**Given instruction**
Scan the data below for the string "повече". Show every line where it turns up.

**Supplied entries**

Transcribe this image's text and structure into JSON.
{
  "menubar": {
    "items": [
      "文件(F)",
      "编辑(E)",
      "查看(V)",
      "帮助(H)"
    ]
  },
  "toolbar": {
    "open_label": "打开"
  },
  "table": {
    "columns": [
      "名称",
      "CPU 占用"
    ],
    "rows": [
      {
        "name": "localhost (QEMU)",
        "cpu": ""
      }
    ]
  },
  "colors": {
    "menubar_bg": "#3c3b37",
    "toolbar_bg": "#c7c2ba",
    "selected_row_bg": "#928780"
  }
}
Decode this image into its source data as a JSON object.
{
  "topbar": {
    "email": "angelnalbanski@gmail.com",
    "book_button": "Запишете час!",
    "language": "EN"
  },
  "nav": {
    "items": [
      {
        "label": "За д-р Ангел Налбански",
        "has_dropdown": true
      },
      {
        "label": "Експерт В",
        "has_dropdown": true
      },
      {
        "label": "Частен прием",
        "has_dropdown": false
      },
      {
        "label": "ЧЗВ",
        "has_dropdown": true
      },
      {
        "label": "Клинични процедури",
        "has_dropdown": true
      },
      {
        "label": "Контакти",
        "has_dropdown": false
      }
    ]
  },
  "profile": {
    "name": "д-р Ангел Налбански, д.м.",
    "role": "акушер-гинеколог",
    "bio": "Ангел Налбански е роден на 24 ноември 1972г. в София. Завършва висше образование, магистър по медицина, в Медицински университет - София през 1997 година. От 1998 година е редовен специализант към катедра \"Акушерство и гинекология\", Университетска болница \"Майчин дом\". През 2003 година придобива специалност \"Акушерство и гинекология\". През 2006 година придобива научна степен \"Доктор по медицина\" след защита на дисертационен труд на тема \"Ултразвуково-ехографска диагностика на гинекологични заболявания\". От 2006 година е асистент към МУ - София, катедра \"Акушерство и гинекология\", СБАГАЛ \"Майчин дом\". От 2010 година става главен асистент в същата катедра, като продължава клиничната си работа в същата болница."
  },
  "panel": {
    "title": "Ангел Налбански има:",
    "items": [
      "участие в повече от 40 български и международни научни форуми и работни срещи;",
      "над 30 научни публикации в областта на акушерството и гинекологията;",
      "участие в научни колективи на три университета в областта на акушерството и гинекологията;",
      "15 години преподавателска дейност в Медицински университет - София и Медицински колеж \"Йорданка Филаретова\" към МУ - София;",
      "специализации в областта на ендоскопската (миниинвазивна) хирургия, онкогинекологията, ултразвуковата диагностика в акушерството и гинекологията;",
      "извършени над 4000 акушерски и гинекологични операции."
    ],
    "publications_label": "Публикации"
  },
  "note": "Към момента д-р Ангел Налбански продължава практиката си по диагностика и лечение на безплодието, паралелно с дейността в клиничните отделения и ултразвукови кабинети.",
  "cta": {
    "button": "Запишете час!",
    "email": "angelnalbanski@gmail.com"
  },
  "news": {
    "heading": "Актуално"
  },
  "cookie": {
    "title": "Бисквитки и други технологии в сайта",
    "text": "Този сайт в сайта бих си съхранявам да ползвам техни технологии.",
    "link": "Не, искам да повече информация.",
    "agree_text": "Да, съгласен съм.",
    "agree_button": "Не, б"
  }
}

**Exercise answer**
      "участие в повече от 40 български и международни научни форуми и работни срещи;",
    "link": "Не, искам да повече информация.",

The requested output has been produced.